Copy every line, leaving nothing out and adding nothing.
-- Start of Material supplied --
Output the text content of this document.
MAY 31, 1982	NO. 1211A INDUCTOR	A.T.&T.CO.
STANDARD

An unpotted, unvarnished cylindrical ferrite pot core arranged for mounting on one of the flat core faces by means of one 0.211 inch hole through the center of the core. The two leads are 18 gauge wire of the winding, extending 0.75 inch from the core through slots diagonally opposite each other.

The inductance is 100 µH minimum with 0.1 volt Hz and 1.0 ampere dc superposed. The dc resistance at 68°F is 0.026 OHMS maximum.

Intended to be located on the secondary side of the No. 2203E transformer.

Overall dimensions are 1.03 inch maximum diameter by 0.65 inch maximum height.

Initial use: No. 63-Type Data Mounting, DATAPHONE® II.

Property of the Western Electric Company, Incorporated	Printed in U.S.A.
-- End of Material supplied --
_Answer to this exercise:_
Output the text content of this document.
MAY 31, 1982	NO. 1211A INDUCTOR	A.T.&T.CO.
STANDARD

An unpotted, unvarnished cylindrical ferrite pot core arranged for mounting on one of the flat core faces by means of one 0.211 inch hole through the center of the core. The two leads are 18 gauge wire of the winding, extending 0.75 inch from the core through slots diagonally opposite each other.

The inductance is 100 µH minimum with 0.1 volt Hz and 1.0 ampere dc superposed. The dc resistance at 68°F is 0.026 OHMS maximum.

Intended to be located on the secondary side of the No. 2203E transformer.

Overall dimensions are 1.03 inch maximum diameter by 0.65 inch maximum height.

Initial use: No. 63-Type Data Mounting, DATAPHONE® II.

Property of the Western Electric Company, Incorporated	Printed in U.S.A.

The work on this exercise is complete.